_Selected excerpt_
+ + + + +

Westwood residents line up outside the mobile food pantry. (Steve Mark)
“A lot of people here, they don’t have much money and they can’t go to the store to buy food,” said Josie Valchant, a Westwood resident for 31 years.
“It’s great that they come here.”
Valchant is one of 1,700 individuals a month served with no charge by the JFS Mobile Food and Hygiene Pantry, a mobile service that started in July, 2022, and benefits roughly 20,000 families a year.
The mobile pantry has 15 different routes in the Denver area, and each neighborhood served sees the pantry once every two weeks.
“By the time we get here, there’s always a bit of a line,” said mobile pantry coordinator Giustino Izzo.
On the day we visited, the mobile pantry rolled up on South Xavier St. The crew of Izzo, another JFS employee and two volunteers stop at a curb, quickly setting up a tent in an adjacent driveway that shades piles of fruit, vegetables, paper and hygiene products.
Inside the mobile refrigerated pantry are food staples; canned and dry goods, with the top-ranked of needs in any low-income areas: meat. The second-most popular of requested items: canned fruit.

+ + + + +

_Dataset extract_
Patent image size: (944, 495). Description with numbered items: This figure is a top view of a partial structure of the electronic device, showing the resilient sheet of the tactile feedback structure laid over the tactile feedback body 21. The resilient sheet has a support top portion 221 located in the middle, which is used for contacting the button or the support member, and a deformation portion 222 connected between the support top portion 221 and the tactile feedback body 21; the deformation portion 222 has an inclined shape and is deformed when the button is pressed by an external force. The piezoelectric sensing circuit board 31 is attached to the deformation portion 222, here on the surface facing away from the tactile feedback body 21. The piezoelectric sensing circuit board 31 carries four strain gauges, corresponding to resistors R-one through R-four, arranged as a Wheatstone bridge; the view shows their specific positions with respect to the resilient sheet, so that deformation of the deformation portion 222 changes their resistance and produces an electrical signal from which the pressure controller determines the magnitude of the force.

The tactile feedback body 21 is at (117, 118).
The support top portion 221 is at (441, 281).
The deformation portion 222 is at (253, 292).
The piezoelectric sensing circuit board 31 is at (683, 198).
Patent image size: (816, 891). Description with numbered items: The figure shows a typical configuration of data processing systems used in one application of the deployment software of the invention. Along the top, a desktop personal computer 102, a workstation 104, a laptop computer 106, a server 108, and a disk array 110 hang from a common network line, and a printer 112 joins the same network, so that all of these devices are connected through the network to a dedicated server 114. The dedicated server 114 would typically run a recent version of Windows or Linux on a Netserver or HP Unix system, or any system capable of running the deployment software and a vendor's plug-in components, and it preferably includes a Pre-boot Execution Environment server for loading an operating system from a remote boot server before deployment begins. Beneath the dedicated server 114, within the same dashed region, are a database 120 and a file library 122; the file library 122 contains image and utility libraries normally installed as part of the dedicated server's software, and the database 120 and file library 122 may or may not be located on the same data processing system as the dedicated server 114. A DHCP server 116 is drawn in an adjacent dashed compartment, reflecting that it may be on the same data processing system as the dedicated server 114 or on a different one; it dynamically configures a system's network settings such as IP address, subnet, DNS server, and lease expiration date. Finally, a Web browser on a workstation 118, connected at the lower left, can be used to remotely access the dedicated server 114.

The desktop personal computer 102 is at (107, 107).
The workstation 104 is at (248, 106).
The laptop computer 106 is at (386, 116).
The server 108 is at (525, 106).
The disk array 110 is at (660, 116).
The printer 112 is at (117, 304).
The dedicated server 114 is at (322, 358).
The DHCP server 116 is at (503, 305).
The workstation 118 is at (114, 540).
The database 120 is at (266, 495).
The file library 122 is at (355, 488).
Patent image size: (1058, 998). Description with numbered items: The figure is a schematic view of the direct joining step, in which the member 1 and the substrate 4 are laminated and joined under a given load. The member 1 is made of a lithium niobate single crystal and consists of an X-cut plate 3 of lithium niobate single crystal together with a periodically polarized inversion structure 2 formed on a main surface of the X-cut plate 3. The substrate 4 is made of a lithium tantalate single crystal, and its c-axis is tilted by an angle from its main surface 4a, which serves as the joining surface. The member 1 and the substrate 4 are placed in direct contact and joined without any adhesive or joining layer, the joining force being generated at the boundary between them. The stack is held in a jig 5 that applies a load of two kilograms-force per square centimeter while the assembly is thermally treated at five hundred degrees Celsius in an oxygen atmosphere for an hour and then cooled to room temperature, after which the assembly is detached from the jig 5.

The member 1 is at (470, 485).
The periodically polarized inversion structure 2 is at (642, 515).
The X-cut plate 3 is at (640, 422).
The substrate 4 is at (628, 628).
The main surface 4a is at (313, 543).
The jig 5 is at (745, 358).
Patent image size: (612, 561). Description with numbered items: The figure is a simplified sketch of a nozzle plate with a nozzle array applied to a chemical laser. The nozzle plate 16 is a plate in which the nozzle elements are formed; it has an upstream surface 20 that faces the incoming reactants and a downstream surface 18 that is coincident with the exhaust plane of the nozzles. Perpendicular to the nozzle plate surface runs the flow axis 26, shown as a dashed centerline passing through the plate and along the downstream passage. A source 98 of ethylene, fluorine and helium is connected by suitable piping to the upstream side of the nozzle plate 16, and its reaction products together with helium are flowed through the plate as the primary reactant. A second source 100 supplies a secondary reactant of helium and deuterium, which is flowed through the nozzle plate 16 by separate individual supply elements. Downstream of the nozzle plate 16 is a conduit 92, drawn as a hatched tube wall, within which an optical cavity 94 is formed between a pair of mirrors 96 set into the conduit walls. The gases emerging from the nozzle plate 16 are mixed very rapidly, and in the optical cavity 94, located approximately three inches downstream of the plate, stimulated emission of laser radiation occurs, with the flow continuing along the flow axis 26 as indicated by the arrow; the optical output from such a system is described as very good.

+ + + + +

_Given task_
From the mobile food pantry passage above, set down word for word the part that opens with the words containing "Valchant is one" and closes with "every two weeks.".

_Correct answer_
Valchant is one of 1,700 individuals a month served with no charge by the JFS Mobile Food and Hygiene Pantry, a mobile service that started in July, 2022, and benefits roughly 20,000 families a year.
The mobile pantry has 15 different routes in the Denver area, and each neighborhood served sees the pantry once every two weeks.